═════ DATASET

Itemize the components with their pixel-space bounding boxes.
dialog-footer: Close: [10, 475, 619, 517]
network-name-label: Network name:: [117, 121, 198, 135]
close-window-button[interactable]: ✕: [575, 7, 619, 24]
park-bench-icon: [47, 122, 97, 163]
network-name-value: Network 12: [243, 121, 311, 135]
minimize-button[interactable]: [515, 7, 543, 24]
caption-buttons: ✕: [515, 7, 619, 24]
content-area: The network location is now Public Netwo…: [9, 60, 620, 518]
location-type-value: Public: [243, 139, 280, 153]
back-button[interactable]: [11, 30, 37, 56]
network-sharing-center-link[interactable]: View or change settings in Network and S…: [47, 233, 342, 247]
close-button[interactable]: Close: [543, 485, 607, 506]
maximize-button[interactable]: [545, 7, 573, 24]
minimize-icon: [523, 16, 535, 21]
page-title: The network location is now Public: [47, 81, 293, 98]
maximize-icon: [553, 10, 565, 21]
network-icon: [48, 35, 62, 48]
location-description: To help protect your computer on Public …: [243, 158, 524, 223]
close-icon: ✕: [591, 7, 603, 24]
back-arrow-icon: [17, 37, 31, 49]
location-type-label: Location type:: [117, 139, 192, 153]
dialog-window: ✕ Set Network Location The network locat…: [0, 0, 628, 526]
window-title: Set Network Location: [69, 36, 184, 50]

══════════

• **TASK**
Copy the entry above word for word, keeping every line as it stands.

• **TASK OUTPUT**
Itemize the components with their pixel-space bounding boxes.
dialog-footer: Close: [10, 475, 619, 517]
network-name-label: Network name:: [117, 121, 198, 135]
close-window-button[interactable]: ✕: [575, 7, 619, 24]
park-bench-icon: [47, 122, 97, 163]
network-name-value: Network 12: [243, 121, 311, 135]
minimize-button[interactable]: [515, 7, 543, 24]
caption-buttons: ✕: [515, 7, 619, 24]
content-area: The network location is now Public Netwo…: [9, 60, 620, 518]
location-type-value: Public: [243, 139, 280, 153]
back-button[interactable]: [11, 30, 37, 56]
network-sharing-center-link[interactable]: View or change settings in Network and S…: [47, 233, 342, 247]
close-button[interactable]: Close: [543, 485, 607, 506]
maximize-button[interactable]: [545, 7, 573, 24]
minimize-icon: [523, 16, 535, 21]
page-title: The network location is now Public: [47, 81, 293, 98]
maximize-icon: [553, 10, 565, 21]
network-icon: [48, 35, 62, 48]
location-description: To help protect your computer on Public …: [243, 158, 524, 223]
close-icon: ✕: [591, 7, 603, 24]
back-arrow-icon: [17, 37, 31, 49]
location-type-label: Location type:: [117, 139, 192, 153]
dialog-window: ✕ Set Network Location The network locat…: [0, 0, 628, 526]
window-title: Set Network Location: [69, 36, 184, 50]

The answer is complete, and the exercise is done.